◆ Part of a data file:
━━━━━━━━━━
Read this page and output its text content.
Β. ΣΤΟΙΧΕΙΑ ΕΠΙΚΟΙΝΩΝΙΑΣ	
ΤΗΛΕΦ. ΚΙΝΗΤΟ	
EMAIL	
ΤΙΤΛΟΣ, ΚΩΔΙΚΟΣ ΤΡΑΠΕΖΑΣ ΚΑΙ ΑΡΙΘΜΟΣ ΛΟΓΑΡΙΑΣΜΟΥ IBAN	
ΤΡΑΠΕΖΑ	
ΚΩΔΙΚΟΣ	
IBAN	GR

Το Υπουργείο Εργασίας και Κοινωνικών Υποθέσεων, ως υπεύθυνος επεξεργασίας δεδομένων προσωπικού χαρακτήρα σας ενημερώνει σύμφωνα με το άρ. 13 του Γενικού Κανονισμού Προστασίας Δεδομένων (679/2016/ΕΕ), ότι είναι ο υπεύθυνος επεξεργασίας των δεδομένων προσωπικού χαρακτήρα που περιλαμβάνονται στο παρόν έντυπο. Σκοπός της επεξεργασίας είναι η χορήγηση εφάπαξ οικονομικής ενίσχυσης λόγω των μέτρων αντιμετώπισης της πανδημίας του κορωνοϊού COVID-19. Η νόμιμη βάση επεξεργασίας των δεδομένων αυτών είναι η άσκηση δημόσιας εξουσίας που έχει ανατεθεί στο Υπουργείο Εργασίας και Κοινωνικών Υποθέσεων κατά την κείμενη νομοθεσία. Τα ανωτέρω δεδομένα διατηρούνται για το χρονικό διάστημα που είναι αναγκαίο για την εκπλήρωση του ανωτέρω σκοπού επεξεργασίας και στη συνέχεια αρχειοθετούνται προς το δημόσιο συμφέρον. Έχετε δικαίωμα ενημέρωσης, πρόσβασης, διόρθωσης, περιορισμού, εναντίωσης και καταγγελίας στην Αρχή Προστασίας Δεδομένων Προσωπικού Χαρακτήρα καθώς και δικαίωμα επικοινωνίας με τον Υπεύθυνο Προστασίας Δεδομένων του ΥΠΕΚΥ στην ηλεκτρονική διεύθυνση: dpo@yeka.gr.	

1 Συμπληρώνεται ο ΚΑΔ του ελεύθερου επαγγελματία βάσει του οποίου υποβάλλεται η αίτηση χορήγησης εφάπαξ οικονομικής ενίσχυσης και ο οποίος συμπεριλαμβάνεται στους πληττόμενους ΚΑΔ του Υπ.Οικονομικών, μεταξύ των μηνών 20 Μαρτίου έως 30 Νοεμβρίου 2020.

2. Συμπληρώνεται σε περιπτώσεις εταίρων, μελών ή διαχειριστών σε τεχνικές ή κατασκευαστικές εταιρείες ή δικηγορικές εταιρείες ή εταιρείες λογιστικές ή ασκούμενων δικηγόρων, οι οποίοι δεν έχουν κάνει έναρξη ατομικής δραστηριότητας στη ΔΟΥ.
━━━━━━━━━━
◆ TASK TO CARRY OUT:
Write out the material from the first line to the last, exactly.

◆ RESULT OF THE EXERCISE:
Read this page and output its text content.
Β. ΣΤΟΙΧΕΙΑ ΕΠΙΚΟΙΝΩΝΙΑΣ	
ΤΗΛΕΦ. ΚΙΝΗΤΟ	
EMAIL	
ΤΙΤΛΟΣ, ΚΩΔΙΚΟΣ ΤΡΑΠΕΖΑΣ ΚΑΙ ΑΡΙΘΜΟΣ ΛΟΓΑΡΙΑΣΜΟΥ IBAN	
ΤΡΑΠΕΖΑ	
ΚΩΔΙΚΟΣ	
IBAN	GR

Το Υπουργείο Εργασίας και Κοινωνικών Υποθέσεων, ως υπεύθυνος επεξεργασίας δεδομένων προσωπικού χαρακτήρα σας ενημερώνει σύμφωνα με το άρ. 13 του Γενικού Κανονισμού Προστασίας Δεδομένων (679/2016/ΕΕ), ότι είναι ο υπεύθυνος επεξεργασίας των δεδομένων προσωπικού χαρακτήρα που περιλαμβάνονται στο παρόν έντυπο. Σκοπός της επεξεργασίας είναι η χορήγηση εφάπαξ οικονομικής ενίσχυσης λόγω των μέτρων αντιμετώπισης της πανδημίας του κορωνοϊού COVID-19. Η νόμιμη βάση επεξεργασίας των δεδομένων αυτών είναι η άσκηση δημόσιας εξουσίας που έχει ανατεθεί στο Υπουργείο Εργασίας και Κοινωνικών Υποθέσεων κατά την κείμενη νομοθεσία. Τα ανωτέρω δεδομένα διατηρούνται για το χρονικό διάστημα που είναι αναγκαίο για την εκπλήρωση του ανωτέρω σκοπού επεξεργασίας και στη συνέχεια αρχειοθετούνται προς το δημόσιο συμφέρον. Έχετε δικαίωμα ενημέρωσης, πρόσβασης, διόρθωσης, περιορισμού, εναντίωσης και καταγγελίας στην Αρχή Προστασίας Δεδομένων Προσωπικού Χαρακτήρα καθώς και δικαίωμα επικοινωνίας με τον Υπεύθυνο Προστασίας Δεδομένων του ΥΠΕΚΥ στην ηλεκτρονική διεύθυνση: dpo@yeka.gr.	

1 Συμπληρώνεται ο ΚΑΔ του ελεύθερου επαγγελματία βάσει του οποίου υποβάλλεται η αίτηση χορήγησης εφάπαξ οικονομικής ενίσχυσης και ο οποίος συμπεριλαμβάνεται στους πληττόμενους ΚΑΔ του Υπ.Οικονομικών, μεταξύ των μηνών 20 Μαρτίου έως 30 Νοεμβρίου 2020.

2. Συμπληρώνεται σε περιπτώσεις εταίρων, μελών ή διαχειριστών σε τεχνικές ή κατασκευαστικές εταιρείες ή δικηγορικές εταιρείες ή εταιρείες λογιστικές ή ασκούμενων δικηγόρων, οι οποίοι δεν έχουν κάνει έναρξη ατομικής δραστηριότητας στη ΔΟΥ.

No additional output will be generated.